» Given instruction
Transcribe each line of the records below exactly, excluding any embedded images.

» Material to process
────────────────────────────────────────
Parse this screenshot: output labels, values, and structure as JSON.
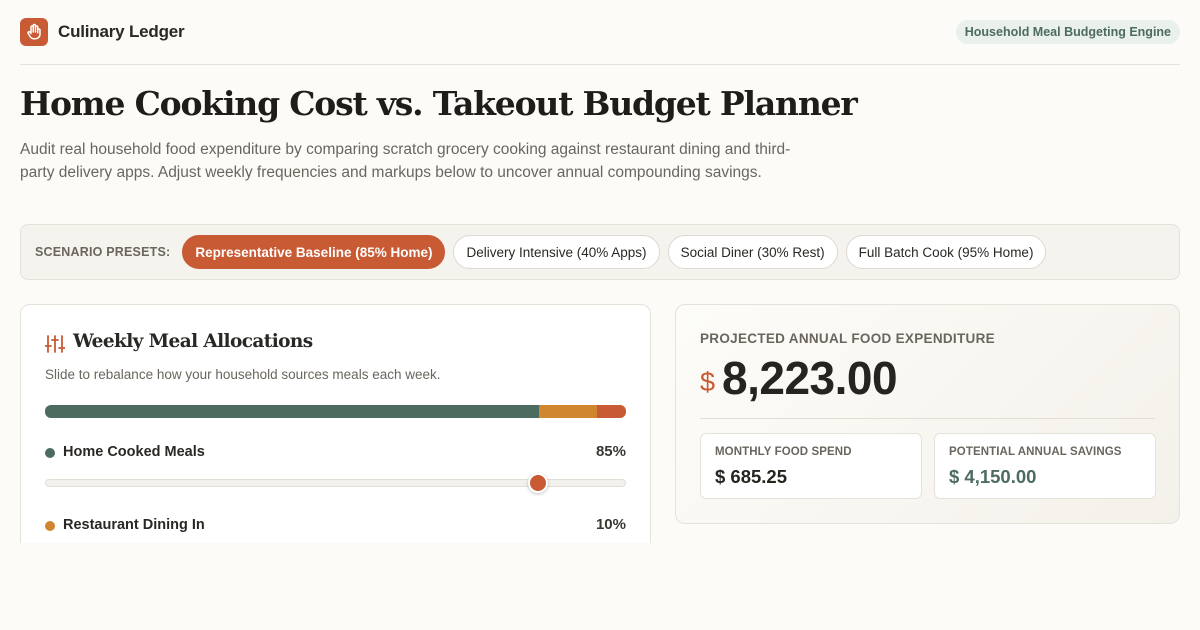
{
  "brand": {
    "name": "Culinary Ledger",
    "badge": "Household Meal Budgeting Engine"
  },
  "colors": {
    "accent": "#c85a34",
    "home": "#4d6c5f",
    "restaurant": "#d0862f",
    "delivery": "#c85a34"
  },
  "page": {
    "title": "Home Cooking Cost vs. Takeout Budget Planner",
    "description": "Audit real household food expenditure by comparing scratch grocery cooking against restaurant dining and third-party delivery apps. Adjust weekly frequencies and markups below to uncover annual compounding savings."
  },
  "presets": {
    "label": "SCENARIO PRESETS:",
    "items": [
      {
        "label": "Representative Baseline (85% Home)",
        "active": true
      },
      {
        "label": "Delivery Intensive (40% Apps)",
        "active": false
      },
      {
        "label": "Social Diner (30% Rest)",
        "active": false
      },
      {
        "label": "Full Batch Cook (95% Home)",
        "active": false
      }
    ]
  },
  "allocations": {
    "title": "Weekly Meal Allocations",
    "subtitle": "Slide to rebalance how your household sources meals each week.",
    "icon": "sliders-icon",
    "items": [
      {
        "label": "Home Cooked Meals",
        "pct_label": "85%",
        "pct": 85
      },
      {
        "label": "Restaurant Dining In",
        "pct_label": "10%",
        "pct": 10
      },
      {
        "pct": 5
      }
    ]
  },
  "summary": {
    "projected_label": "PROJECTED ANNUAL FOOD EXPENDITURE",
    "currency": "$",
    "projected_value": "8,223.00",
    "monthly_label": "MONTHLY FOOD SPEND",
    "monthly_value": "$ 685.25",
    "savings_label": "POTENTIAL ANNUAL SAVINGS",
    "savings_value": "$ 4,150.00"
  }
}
────────────────────────────────────────
» Exercise result
Parse this screenshot: output labels, values, and structure as JSON.
{
  "brand": {
    "name": "Culinary Ledger",
    "badge": "Household Meal Budgeting Engine"
  },
  "colors": {
    "accent": "#c85a34",
    "home": "#4d6c5f",
    "restaurant": "#d0862f",
    "delivery": "#c85a34"
  },
  "page": {
    "title": "Home Cooking Cost vs. Takeout Budget Planner",
    "description": "Audit real household food expenditure by comparing scratch grocery cooking against restaurant dining and third-party delivery apps. Adjust weekly frequencies and markups below to uncover annual compounding savings."
  },
  "presets": {
    "label": "SCENARIO PRESETS:",
    "items": [
      {
        "label": "Representative Baseline (85% Home)",
        "active": true
      },
      {
        "label": "Delivery Intensive (40% Apps)",
        "active": false
      },
      {
        "label": "Social Diner (30% Rest)",
        "active": false
      },
      {
        "label": "Full Batch Cook (95% Home)",
        "active": false
      }
    ]
  },
  "allocations": {
    "title": "Weekly Meal Allocations",
    "subtitle": "Slide to rebalance how your household sources meals each week.",
    "icon": "sliders-icon",
    "items": [
      {
        "label": "Home Cooked Meals",
        "pct_label": "85%",
        "pct": 85
      },
      {
        "label": "Restaurant Dining In",
        "pct_label": "10%",
        "pct": 10
      },
      {
        "pct": 5
      }
    ]
  },
  "summary": {
    "projected_label": "PROJECTED ANNUAL FOOD EXPENDITURE",
    "currency": "$",
    "projected_value": "8,223.00",
    "monthly_label": "MONTHLY FOOD SPEND",
    "monthly_value": "$ 685.25",
    "savings_label": "POTENTIAL ANNUAL SAVINGS",
    "savings_value": "$ 4,150.00"
  }
}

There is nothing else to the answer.